- _To do_
Skip the pictures and quote all of the lines exactly.

- _Records for this exercise_

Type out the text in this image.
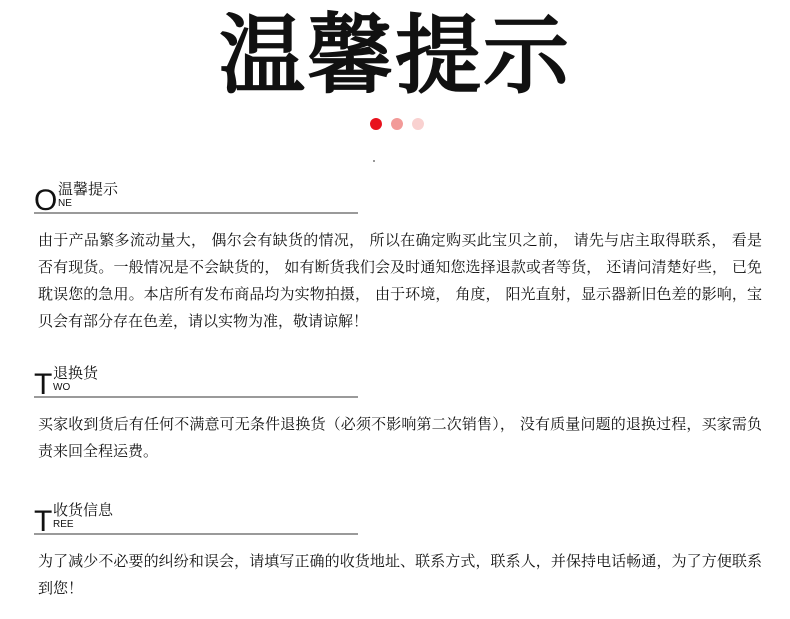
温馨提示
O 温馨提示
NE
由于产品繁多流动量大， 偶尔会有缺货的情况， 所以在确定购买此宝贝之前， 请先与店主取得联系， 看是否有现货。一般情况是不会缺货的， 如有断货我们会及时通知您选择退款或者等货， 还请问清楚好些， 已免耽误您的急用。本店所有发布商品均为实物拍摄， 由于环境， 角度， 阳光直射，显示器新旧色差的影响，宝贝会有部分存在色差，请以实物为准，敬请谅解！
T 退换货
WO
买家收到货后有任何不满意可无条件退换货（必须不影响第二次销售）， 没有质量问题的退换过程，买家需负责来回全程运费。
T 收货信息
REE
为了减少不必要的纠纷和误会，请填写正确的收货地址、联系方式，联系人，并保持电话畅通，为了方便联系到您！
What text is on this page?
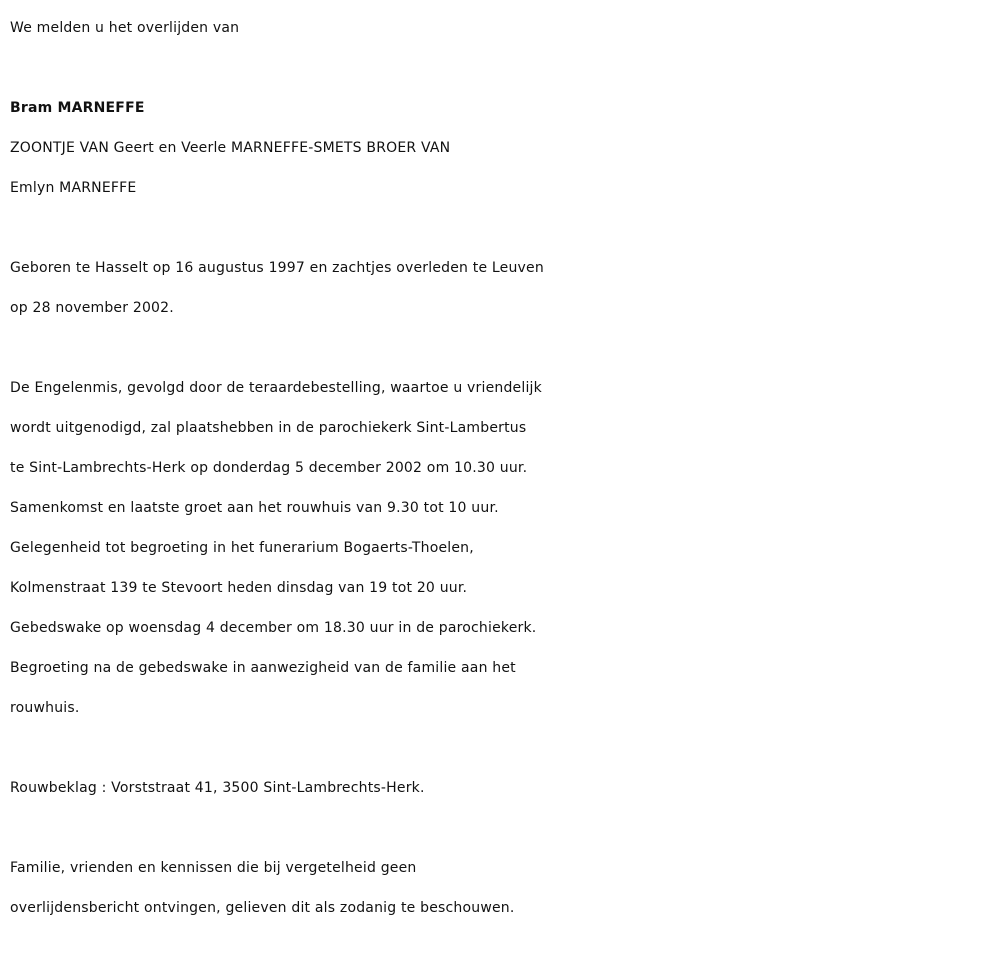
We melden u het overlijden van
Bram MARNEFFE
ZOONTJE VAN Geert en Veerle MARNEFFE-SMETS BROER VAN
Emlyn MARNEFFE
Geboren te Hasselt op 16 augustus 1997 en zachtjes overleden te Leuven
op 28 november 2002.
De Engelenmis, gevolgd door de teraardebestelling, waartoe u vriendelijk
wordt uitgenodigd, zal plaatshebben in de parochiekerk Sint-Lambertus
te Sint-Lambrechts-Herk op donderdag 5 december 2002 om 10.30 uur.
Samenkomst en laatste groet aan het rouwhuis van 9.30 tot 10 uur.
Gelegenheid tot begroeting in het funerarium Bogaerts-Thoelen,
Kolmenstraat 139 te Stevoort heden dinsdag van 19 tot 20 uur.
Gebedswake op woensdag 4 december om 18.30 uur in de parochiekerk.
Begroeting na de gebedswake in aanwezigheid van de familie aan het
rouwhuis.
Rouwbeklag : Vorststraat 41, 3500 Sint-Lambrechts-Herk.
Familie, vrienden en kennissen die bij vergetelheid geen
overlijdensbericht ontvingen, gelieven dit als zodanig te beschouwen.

- _Result of the task_
Type out the text in this image.
温馨提示
O 温馨提示
NE
由于产品繁多流动量大， 偶尔会有缺货的情况， 所以在确定购买此宝贝之前， 请先与店主取得联系， 看是否有现货。一般情况是不会缺货的， 如有断货我们会及时通知您选择退款或者等货， 还请问清楚好些， 已免耽误您的急用。本店所有发布商品均为实物拍摄， 由于环境， 角度， 阳光直射，显示器新旧色差的影响，宝贝会有部分存在色差，请以实物为准，敬请谅解！
T 退换货
WO
买家收到货后有任何不满意可无条件退换货（必须不影响第二次销售）， 没有质量问题的退换过程，买家需负责来回全程运费。
T 收货信息
REE
为了减少不必要的纠纷和误会，请填写正确的收货地址、联系方式，联系人，并保持电话畅通，为了方便联系到您！
What text is on this page?
We melden u het overlijden van
Bram MARNEFFE
ZOONTJE VAN Geert en Veerle MARNEFFE-SMETS BROER VAN
Emlyn MARNEFFE
Geboren te Hasselt op 16 augustus 1997 en zachtjes overleden te Leuven
op 28 november 2002.
De Engelenmis, gevolgd door de teraardebestelling, waartoe u vriendelijk
wordt uitgenodigd, zal plaatshebben in de parochiekerk Sint-Lambertus
te Sint-Lambrechts-Herk op donderdag 5 december 2002 om 10.30 uur.
Samenkomst en laatste groet aan het rouwhuis van 9.30 tot 10 uur.
Gelegenheid tot begroeting in het funerarium Bogaerts-Thoelen,
Kolmenstraat 139 te Stevoort heden dinsdag van 19 tot 20 uur.
Gebedswake op woensdag 4 december om 18.30 uur in de parochiekerk.
Begroeting na de gebedswake in aanwezigheid van de familie aan het
rouwhuis.
Rouwbeklag : Vorststraat 41, 3500 Sint-Lambrechts-Herk.
Familie, vrienden en kennissen die bij vergetelheid geen
overlijdensbericht ontvingen, gelieven dit als zodanig te beschouwen.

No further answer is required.